═══ Recorded data ═══
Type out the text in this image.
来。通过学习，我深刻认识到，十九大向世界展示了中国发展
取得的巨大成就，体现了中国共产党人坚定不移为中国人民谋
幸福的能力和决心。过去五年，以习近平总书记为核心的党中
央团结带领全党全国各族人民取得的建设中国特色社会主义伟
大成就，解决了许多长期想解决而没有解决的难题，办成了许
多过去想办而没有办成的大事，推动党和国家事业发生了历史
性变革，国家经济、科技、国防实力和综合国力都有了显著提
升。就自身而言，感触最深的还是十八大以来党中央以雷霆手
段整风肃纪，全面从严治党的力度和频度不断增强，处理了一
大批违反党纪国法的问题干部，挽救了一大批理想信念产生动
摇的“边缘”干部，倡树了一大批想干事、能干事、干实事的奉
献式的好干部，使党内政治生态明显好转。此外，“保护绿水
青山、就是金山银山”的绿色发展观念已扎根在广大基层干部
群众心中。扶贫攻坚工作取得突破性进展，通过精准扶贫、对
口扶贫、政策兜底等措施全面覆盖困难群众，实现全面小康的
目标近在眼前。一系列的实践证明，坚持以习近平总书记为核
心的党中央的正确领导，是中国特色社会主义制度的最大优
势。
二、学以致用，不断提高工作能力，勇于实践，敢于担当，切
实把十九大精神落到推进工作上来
═══
— Task instructions —
Send back each record exactly as it stands.

— Output of the task —
Type out the text in this image.
来。通过学习，我深刻认识到，十九大向世界展示了中国发展
取得的巨大成就，体现了中国共产党人坚定不移为中国人民谋
幸福的能力和决心。过去五年，以习近平总书记为核心的党中
央团结带领全党全国各族人民取得的建设中国特色社会主义伟
大成就，解决了许多长期想解决而没有解决的难题，办成了许
多过去想办而没有办成的大事，推动党和国家事业发生了历史
性变革，国家经济、科技、国防实力和综合国力都有了显著提
升。就自身而言，感触最深的还是十八大以来党中央以雷霆手
段整风肃纪，全面从严治党的力度和频度不断增强，处理了一
大批违反党纪国法的问题干部，挽救了一大批理想信念产生动
摇的“边缘”干部，倡树了一大批想干事、能干事、干实事的奉
献式的好干部，使党内政治生态明显好转。此外，“保护绿水
青山、就是金山银山”的绿色发展观念已扎根在广大基层干部
群众心中。扶贫攻坚工作取得突破性进展，通过精准扶贫、对
口扶贫、政策兜底等措施全面覆盖困难群众，实现全面小康的
目标近在眼前。一系列的实践证明，坚持以习近平总书记为核
心的党中央的正确领导，是中国特色社会主义制度的最大优
势。
二、学以致用，不断提高工作能力，勇于实践，敢于担当，切
实把十九大精神落到推进工作上来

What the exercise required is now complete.